Task brief: Filter this material down to the lines that hold "gezien", copying each one.

****************

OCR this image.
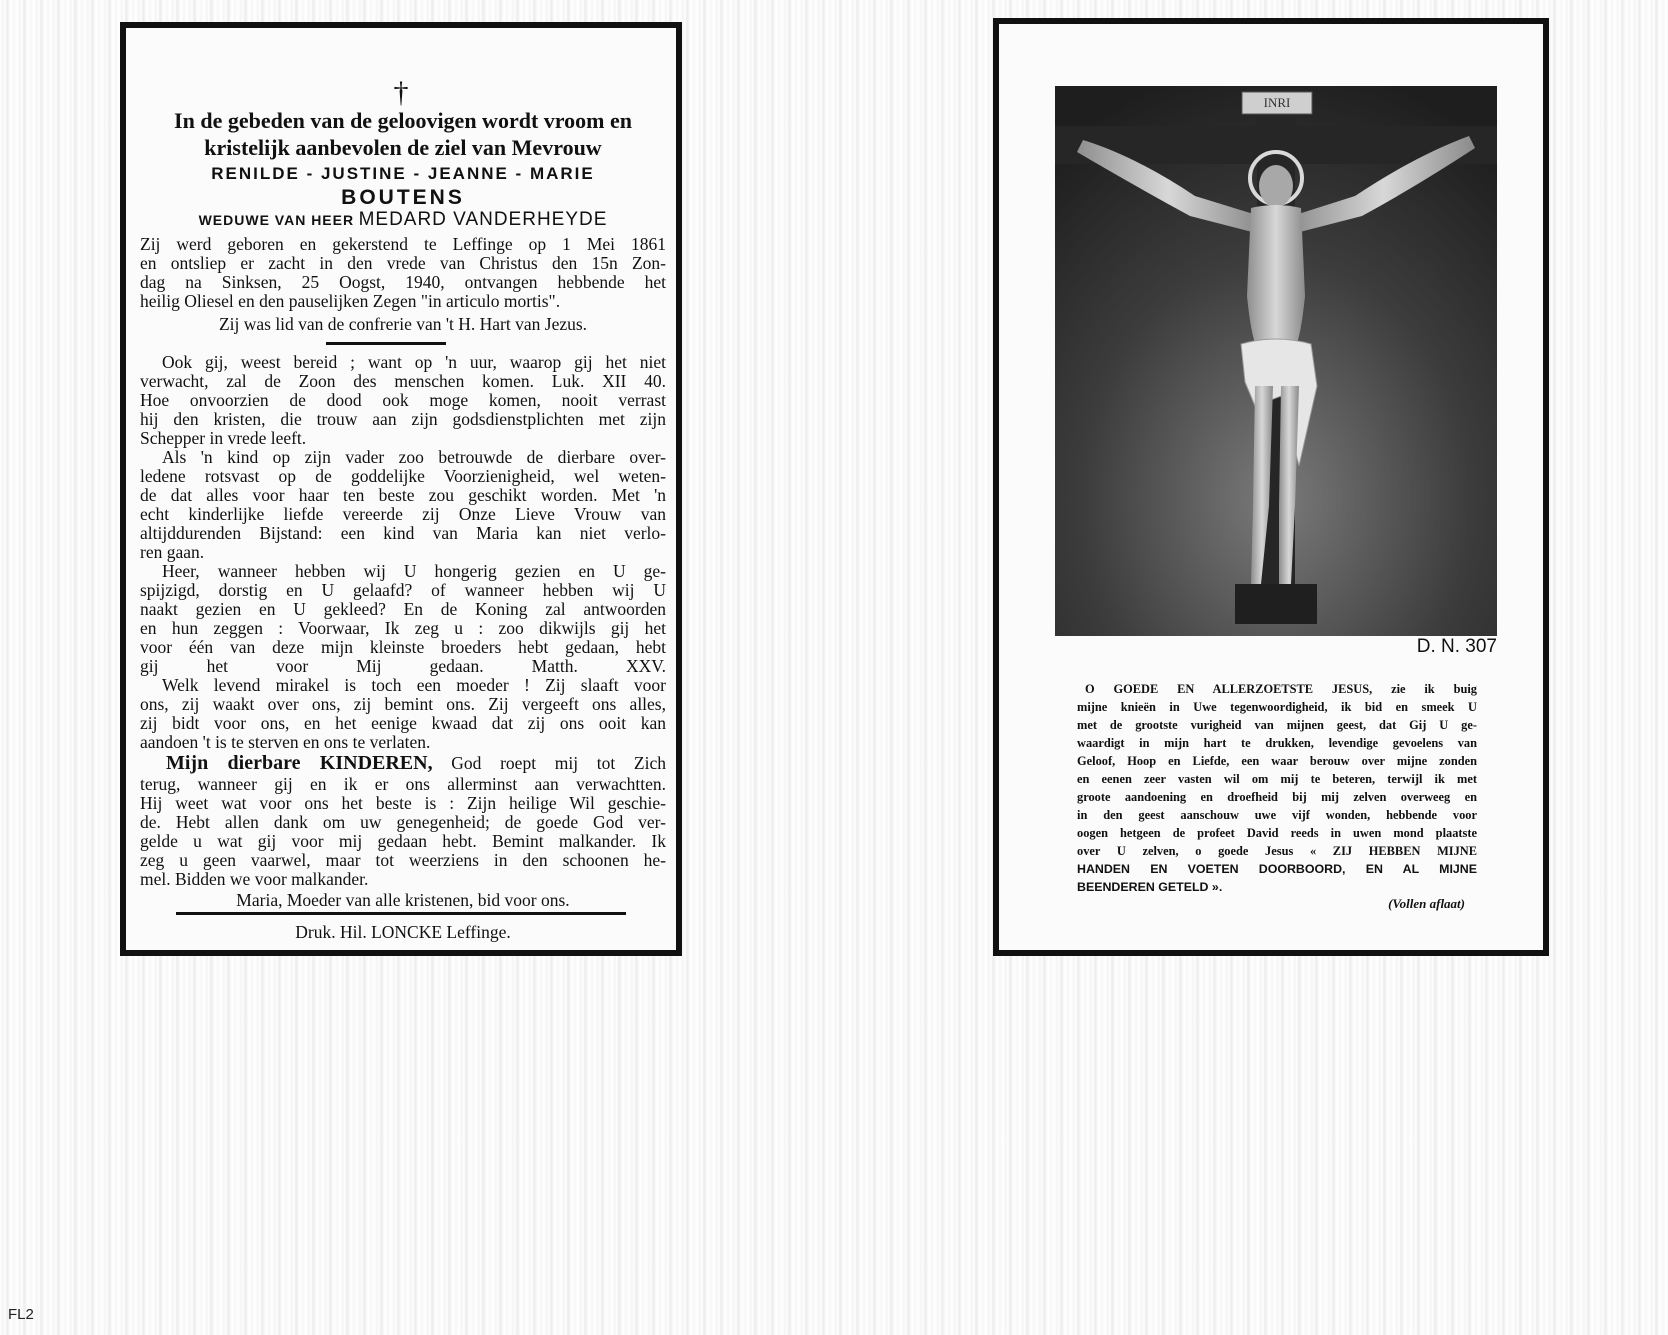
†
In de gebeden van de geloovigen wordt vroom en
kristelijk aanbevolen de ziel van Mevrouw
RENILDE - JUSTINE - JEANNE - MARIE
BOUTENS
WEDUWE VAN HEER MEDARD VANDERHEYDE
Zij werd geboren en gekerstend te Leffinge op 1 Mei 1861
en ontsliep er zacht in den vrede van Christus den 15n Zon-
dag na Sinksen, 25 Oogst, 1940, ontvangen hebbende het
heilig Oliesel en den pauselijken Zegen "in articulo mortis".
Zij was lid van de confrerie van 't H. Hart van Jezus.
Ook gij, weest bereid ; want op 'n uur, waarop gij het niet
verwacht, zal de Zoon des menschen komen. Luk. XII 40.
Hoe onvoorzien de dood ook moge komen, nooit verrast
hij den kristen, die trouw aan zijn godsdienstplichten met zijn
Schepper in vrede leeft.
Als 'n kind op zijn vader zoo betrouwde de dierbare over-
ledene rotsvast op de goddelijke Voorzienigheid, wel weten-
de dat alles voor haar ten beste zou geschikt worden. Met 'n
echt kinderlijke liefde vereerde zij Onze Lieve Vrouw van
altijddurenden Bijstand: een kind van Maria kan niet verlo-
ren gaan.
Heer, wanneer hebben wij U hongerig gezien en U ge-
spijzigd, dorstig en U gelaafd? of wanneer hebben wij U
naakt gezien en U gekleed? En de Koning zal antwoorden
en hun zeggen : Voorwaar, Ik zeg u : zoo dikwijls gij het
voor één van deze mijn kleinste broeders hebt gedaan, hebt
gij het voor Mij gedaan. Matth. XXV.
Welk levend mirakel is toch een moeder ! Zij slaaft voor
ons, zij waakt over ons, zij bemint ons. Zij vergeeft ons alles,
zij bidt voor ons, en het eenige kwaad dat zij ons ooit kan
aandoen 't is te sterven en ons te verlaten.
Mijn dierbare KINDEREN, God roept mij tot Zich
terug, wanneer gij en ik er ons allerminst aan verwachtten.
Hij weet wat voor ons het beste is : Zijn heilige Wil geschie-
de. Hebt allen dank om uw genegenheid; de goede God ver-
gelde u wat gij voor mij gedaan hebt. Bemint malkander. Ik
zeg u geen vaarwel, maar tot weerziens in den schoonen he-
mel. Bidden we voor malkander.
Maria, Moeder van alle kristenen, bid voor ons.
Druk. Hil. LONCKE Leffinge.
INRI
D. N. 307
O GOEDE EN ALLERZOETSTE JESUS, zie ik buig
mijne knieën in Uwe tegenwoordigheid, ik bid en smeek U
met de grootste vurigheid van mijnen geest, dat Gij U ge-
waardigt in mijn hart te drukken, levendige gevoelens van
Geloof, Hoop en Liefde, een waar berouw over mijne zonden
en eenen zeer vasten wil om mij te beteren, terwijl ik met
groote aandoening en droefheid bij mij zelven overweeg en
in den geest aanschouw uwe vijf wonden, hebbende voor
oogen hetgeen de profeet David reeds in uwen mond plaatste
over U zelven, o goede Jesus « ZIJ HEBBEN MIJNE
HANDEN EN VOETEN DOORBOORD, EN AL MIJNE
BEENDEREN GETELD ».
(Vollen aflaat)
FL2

****************

Response for this exercise:
Heer, wanneer hebben wij U hongerig gezien en U ge-
naakt gezien en U gekleed? En de Koning zal antwoorden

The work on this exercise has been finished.